## PROVIDED INFORMATION
________________________
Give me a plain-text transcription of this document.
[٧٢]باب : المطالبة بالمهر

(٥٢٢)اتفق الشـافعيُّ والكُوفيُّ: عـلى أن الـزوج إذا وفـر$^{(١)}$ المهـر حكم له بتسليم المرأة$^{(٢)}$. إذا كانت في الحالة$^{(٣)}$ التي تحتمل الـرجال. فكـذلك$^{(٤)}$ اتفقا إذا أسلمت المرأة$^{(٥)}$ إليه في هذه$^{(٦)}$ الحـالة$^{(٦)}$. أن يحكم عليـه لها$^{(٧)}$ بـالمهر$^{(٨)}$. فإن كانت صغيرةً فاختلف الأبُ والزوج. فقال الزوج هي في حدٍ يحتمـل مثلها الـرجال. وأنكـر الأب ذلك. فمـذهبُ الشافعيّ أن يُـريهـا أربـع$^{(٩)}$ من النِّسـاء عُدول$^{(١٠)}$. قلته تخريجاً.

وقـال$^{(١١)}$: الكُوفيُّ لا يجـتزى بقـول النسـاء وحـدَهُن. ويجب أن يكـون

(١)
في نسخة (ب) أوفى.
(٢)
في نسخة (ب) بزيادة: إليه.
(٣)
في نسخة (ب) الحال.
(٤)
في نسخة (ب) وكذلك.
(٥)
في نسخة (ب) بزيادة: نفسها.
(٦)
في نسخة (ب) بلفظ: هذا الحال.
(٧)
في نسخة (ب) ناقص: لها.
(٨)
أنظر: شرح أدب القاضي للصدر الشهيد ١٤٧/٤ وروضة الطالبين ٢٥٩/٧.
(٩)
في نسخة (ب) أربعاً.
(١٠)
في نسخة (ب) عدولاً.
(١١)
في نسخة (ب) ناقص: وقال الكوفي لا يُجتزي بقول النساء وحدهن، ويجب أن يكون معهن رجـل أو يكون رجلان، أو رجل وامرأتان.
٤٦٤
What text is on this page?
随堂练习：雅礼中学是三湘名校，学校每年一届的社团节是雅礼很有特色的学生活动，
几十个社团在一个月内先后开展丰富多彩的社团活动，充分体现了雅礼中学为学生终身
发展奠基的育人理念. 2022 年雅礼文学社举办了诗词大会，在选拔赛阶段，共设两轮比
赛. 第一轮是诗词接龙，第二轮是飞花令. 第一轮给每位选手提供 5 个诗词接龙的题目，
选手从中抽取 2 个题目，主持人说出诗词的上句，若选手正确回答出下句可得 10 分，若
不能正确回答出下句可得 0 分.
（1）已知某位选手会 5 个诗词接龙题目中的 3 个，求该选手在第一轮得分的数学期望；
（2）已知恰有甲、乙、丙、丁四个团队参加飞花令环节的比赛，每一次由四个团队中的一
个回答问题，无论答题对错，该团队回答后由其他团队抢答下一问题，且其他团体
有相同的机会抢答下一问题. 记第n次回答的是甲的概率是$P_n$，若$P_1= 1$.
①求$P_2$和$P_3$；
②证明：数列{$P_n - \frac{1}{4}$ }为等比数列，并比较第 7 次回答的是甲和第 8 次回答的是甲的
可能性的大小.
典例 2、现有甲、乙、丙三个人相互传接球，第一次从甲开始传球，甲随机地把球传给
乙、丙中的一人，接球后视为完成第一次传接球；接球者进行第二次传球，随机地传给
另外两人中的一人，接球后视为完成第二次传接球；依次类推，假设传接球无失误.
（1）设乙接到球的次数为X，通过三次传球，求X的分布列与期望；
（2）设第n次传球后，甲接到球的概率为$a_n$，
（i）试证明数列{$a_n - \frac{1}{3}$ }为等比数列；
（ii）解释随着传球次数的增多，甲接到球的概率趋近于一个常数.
________________________
## OBJECTIVE
Nothing in the listing may be changed; retype it all exactly.

## RESPONSE
Give me a plain-text transcription of this document.
[٧٢]باب : المطالبة بالمهر

(٥٢٢)اتفق الشـافعيُّ والكُوفيُّ: عـلى أن الـزوج إذا وفـر$^{(١)}$ المهـر حكم له بتسليم المرأة$^{(٢)}$. إذا كانت في الحالة$^{(٣)}$ التي تحتمل الـرجال. فكـذلك$^{(٤)}$ اتفقا إذا أسلمت المرأة$^{(٥)}$ إليه في هذه$^{(٦)}$ الحـالة$^{(٦)}$. أن يحكم عليـه لها$^{(٧)}$ بـالمهر$^{(٨)}$. فإن كانت صغيرةً فاختلف الأبُ والزوج. فقال الزوج هي في حدٍ يحتمـل مثلها الـرجال. وأنكـر الأب ذلك. فمـذهبُ الشافعيّ أن يُـريهـا أربـع$^{(٩)}$ من النِّسـاء عُدول$^{(١٠)}$. قلته تخريجاً.

وقـال$^{(١١)}$: الكُوفيُّ لا يجـتزى بقـول النسـاء وحـدَهُن. ويجب أن يكـون

(١)
في نسخة (ب) أوفى.
(٢)
في نسخة (ب) بزيادة: إليه.
(٣)
في نسخة (ب) الحال.
(٤)
في نسخة (ب) وكذلك.
(٥)
في نسخة (ب) بزيادة: نفسها.
(٦)
في نسخة (ب) بلفظ: هذا الحال.
(٧)
في نسخة (ب) ناقص: لها.
(٨)
أنظر: شرح أدب القاضي للصدر الشهيد ١٤٧/٤ وروضة الطالبين ٢٥٩/٧.
(٩)
في نسخة (ب) أربعاً.
(١٠)
في نسخة (ب) عدولاً.
(١١)
في نسخة (ب) ناقص: وقال الكوفي لا يُجتزي بقول النساء وحدهن، ويجب أن يكون معهن رجـل أو يكون رجلان، أو رجل وامرأتان.
٤٦٤
What text is on this page?
随堂练习：雅礼中学是三湘名校，学校每年一届的社团节是雅礼很有特色的学生活动，
几十个社团在一个月内先后开展丰富多彩的社团活动，充分体现了雅礼中学为学生终身
发展奠基的育人理念. 2022 年雅礼文学社举办了诗词大会，在选拔赛阶段，共设两轮比
赛. 第一轮是诗词接龙，第二轮是飞花令. 第一轮给每位选手提供 5 个诗词接龙的题目，
选手从中抽取 2 个题目，主持人说出诗词的上句，若选手正确回答出下句可得 10 分，若
不能正确回答出下句可得 0 分.
（1）已知某位选手会 5 个诗词接龙题目中的 3 个，求该选手在第一轮得分的数学期望；
（2）已知恰有甲、乙、丙、丁四个团队参加飞花令环节的比赛，每一次由四个团队中的一
个回答问题，无论答题对错，该团队回答后由其他团队抢答下一问题，且其他团体
有相同的机会抢答下一问题. 记第n次回答的是甲的概率是$P_n$，若$P_1= 1$.
①求$P_2$和$P_3$；
②证明：数列{$P_n - \frac{1}{4}$ }为等比数列，并比较第 7 次回答的是甲和第 8 次回答的是甲的
可能性的大小.
典例 2、现有甲、乙、丙三个人相互传接球，第一次从甲开始传球，甲随机地把球传给
乙、丙中的一人，接球后视为完成第一次传接球；接球者进行第二次传球，随机地传给
另外两人中的一人，接球后视为完成第二次传接球；依次类推，假设传接球无失误.
（1）设乙接到球的次数为X，通过三次传球，求X的分布列与期望；
（2）设第n次传球后，甲接到球的概率为$a_n$，
（i）试证明数列{$a_n - \frac{1}{3}$ }为等比数列；
（ii）解释随着传球次数的增多，甲接到球的概率趋近于一个常数.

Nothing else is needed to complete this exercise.